▶ [SUPPLIED DATA]
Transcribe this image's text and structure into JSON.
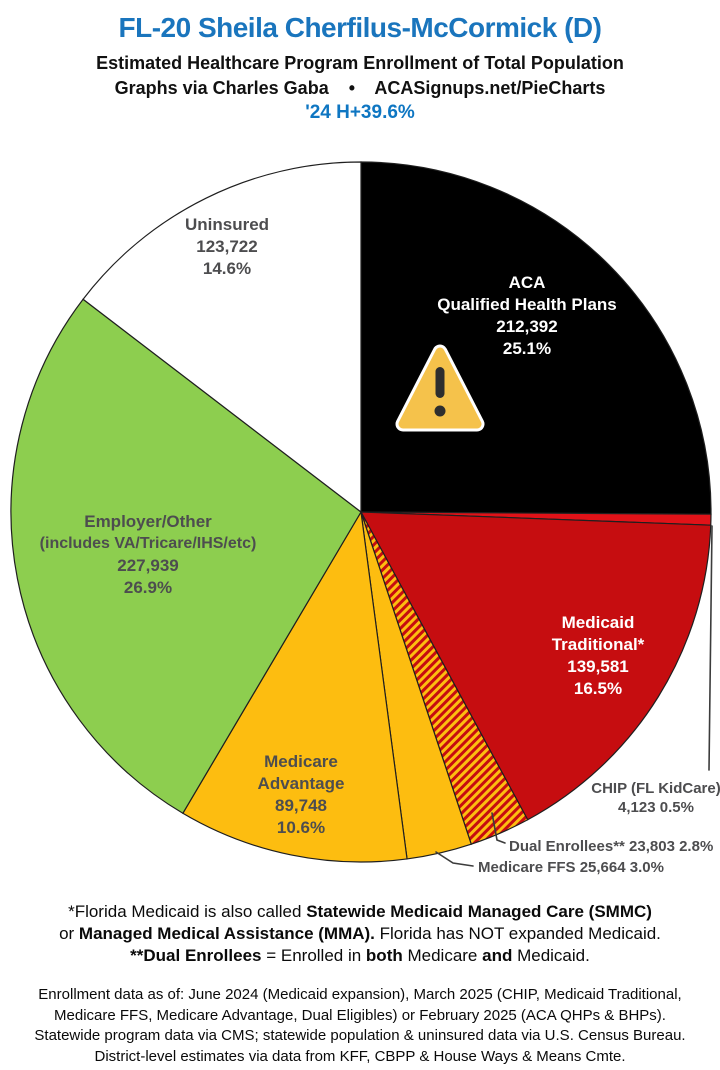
{
  "header": {
    "title": "FL-20 Sheila Cherfilus-McCormick (D)",
    "subtitle1": "Estimated Healthcare Program Enrollment of Total Population",
    "subtitle2": "Graphs via Charles Gaba    •    ACASignups.net/PieCharts",
    "stat": "'24 H+39.6%"
  },
  "colors": {
    "title_blue": "#1a75bd",
    "stat_blue": "#0e76c2",
    "label_gray": "#4d4d4f",
    "slice_outline": "#1f1f1f",
    "warning_triangle_fill": "#f5c24b",
    "warning_triangle_border": "#ffffff",
    "warning_glyph": "#2e2e2e"
  },
  "chart_data": {
    "type": "pie",
    "title": "Estimated Healthcare Program Enrollment of Total Population",
    "district": "FL-20",
    "representative": "Sheila Cherfilus-McCormick (D)",
    "start": "12 o'clock, clockwise",
    "legend_position": "labels on slices",
    "slices": [
      {
        "key": "aca",
        "name": "ACA Qualified Health Plans",
        "enrollment": 212392,
        "enrollment_text": "212,392",
        "pct": 25.1,
        "color": "#000000",
        "hatch": false
      },
      {
        "key": "chip",
        "name": "CHIP (FL KidCare)",
        "enrollment": 4123,
        "enrollment_text": "4,123",
        "pct": 0.5,
        "color": "#e11218",
        "hatch": false
      },
      {
        "key": "medicaid",
        "name": "Medicaid Traditional*",
        "enrollment": 139581,
        "enrollment_text": "139,581",
        "pct": 16.5,
        "color": "#c60d10",
        "hatch": false
      },
      {
        "key": "dual",
        "name": "Dual Enrollees**",
        "enrollment": 23803,
        "enrollment_text": "23,803",
        "pct": 2.8,
        "color": "hatch red/yellow",
        "hatch": true
      },
      {
        "key": "ffs",
        "name": "Medicare FFS",
        "enrollment": 25664,
        "enrollment_text": "25,664",
        "pct": 3.0,
        "color": "#fdbd10",
        "hatch": false
      },
      {
        "key": "advantage",
        "name": "Medicare Advantage",
        "enrollment": 89748,
        "enrollment_text": "89,748",
        "pct": 10.6,
        "color": "#fdbd10",
        "hatch": false
      },
      {
        "key": "employer",
        "name": "Employer/Other (includes VA/Tricare/IHS/etc)",
        "enrollment": 227939,
        "enrollment_text": "227,939",
        "pct": 26.9,
        "color": "#8dce4f",
        "hatch": false
      },
      {
        "key": "uninsured",
        "name": "Uninsured",
        "enrollment": 123722,
        "enrollment_text": "123,722",
        "pct": 14.6,
        "color": "#ffffff",
        "hatch": false
      }
    ]
  },
  "slice_labels": {
    "aca": [
      "ACA",
      "Qualified Health Plans",
      "212,392",
      "25.1%"
    ],
    "medicaid": [
      "Medicaid",
      "Traditional*",
      "139,581",
      "16.5%"
    ],
    "employer": [
      "Employer/Other",
      "(includes VA/Tricare/IHS/etc)",
      "227,939",
      "26.9%"
    ],
    "advantage": [
      "Medicare",
      "Advantage",
      "89,748",
      "10.6%"
    ],
    "uninsured": [
      "Uninsured",
      "123,722",
      "14.6%"
    ],
    "chip": [
      "CHIP (FL KidCare)",
      "4,123 0.5%"
    ],
    "dual": "Dual Enrollees** 23,803 2.8%",
    "ffs": "Medicare FFS 25,664 3.0%"
  },
  "footnotes": {
    "l1a": "*Florida Medicaid is also called ",
    "l1b": "Statewide Medicaid Managed Care (SMMC)",
    "l2a": "or ",
    "l2b": "Managed Medical Assistance (MMA).",
    "l2c": " Florida has NOT expanded Medicaid.",
    "l3a": "**Dual Enrollees",
    "l3b": " = Enrolled in ",
    "l3c": "both",
    "l3d": " Medicare ",
    "l3e": "and",
    "l3f": " Medicaid."
  },
  "footer": {
    "lines": [
      "Enrollment data as of: June 2024 (Medicaid expansion), March 2025 (CHIP, Medicaid Traditional,",
      "Medicare FFS, Medicare Advantage, Dual Eligibles) or February 2025 (ACA QHPs & BHPs).",
      "Statewide program data via CMS; statewide population & uninsured data via U.S. Census Bureau.",
      "District-level estimates via data from KFF, CBPP & House Ways & Means Cmte."
    ]
  }
}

▶ [WRITTEN TASK] Copy out all the records exactly, excluding pictures.

▶ [CORRECT ANSWER]
Transcribe this image's text and structure into JSON.
{
  "header": {
    "title": "FL-20 Sheila Cherfilus-McCormick (D)",
    "subtitle1": "Estimated Healthcare Program Enrollment of Total Population",
    "subtitle2": "Graphs via Charles Gaba    •    ACASignups.net/PieCharts",
    "stat": "'24 H+39.6%"
  },
  "colors": {
    "title_blue": "#1a75bd",
    "stat_blue": "#0e76c2",
    "label_gray": "#4d4d4f",
    "slice_outline": "#1f1f1f",
    "warning_triangle_fill": "#f5c24b",
    "warning_triangle_border": "#ffffff",
    "warning_glyph": "#2e2e2e"
  },
  "chart_data": {
    "type": "pie",
    "title": "Estimated Healthcare Program Enrollment of Total Population",
    "district": "FL-20",
    "representative": "Sheila Cherfilus-McCormick (D)",
    "start": "12 o'clock, clockwise",
    "legend_position": "labels on slices",
    "slices": [
      {
        "key": "aca",
        "name": "ACA Qualified Health Plans",
        "enrollment": 212392,
        "enrollment_text": "212,392",
        "pct": 25.1,
        "color": "#000000",
        "hatch": false
      },
      {
        "key": "chip",
        "name": "CHIP (FL KidCare)",
        "enrollment": 4123,
        "enrollment_text": "4,123",
        "pct": 0.5,
        "color": "#e11218",
        "hatch": false
      },
      {
        "key": "medicaid",
        "name": "Medicaid Traditional*",
        "enrollment": 139581,
        "enrollment_text": "139,581",
        "pct": 16.5,
        "color": "#c60d10",
        "hatch": false
      },
      {
        "key": "dual",
        "name": "Dual Enrollees**",
        "enrollment": 23803,
        "enrollment_text": "23,803",
        "pct": 2.8,
        "color": "hatch red/yellow",
        "hatch": true
      },
      {
        "key": "ffs",
        "name": "Medicare FFS",
        "enrollment": 25664,
        "enrollment_text": "25,664",
        "pct": 3.0,
        "color": "#fdbd10",
        "hatch": false
      },
      {
        "key": "advantage",
        "name": "Medicare Advantage",
        "enrollment": 89748,
        "enrollment_text": "89,748",
        "pct": 10.6,
        "color": "#fdbd10",
        "hatch": false
      },
      {
        "key": "employer",
        "name": "Employer/Other (includes VA/Tricare/IHS/etc)",
        "enrollment": 227939,
        "enrollment_text": "227,939",
        "pct": 26.9,
        "color": "#8dce4f",
        "hatch": false
      },
      {
        "key": "uninsured",
        "name": "Uninsured",
        "enrollment": 123722,
        "enrollment_text": "123,722",
        "pct": 14.6,
        "color": "#ffffff",
        "hatch": false
      }
    ]
  },
  "slice_labels": {
    "aca": [
      "ACA",
      "Qualified Health Plans",
      "212,392",
      "25.1%"
    ],
    "medicaid": [
      "Medicaid",
      "Traditional*",
      "139,581",
      "16.5%"
    ],
    "employer": [
      "Employer/Other",
      "(includes VA/Tricare/IHS/etc)",
      "227,939",
      "26.9%"
    ],
    "advantage": [
      "Medicare",
      "Advantage",
      "89,748",
      "10.6%"
    ],
    "uninsured": [
      "Uninsured",
      "123,722",
      "14.6%"
    ],
    "chip": [
      "CHIP (FL KidCare)",
      "4,123 0.5%"
    ],
    "dual": "Dual Enrollees** 23,803 2.8%",
    "ffs": "Medicare FFS 25,664 3.0%"
  },
  "footnotes": {
    "l1a": "*Florida Medicaid is also called ",
    "l1b": "Statewide Medicaid Managed Care (SMMC)",
    "l2a": "or ",
    "l2b": "Managed Medical Assistance (MMA).",
    "l2c": " Florida has NOT expanded Medicaid.",
    "l3a": "**Dual Enrollees",
    "l3b": " = Enrolled in ",
    "l3c": "both",
    "l3d": " Medicare ",
    "l3e": "and",
    "l3f": " Medicaid."
  },
  "footer": {
    "lines": [
      "Enrollment data as of: June 2024 (Medicaid expansion), March 2025 (CHIP, Medicaid Traditional,",
      "Medicare FFS, Medicare Advantage, Dual Eligibles) or February 2025 (ACA QHPs & BHPs).",
      "Statewide program data via CMS; statewide population & uninsured data via U.S. Census Bureau.",
      "District-level estimates via data from KFF, CBPP & House Ways & Means Cmte."
    ]
  }
}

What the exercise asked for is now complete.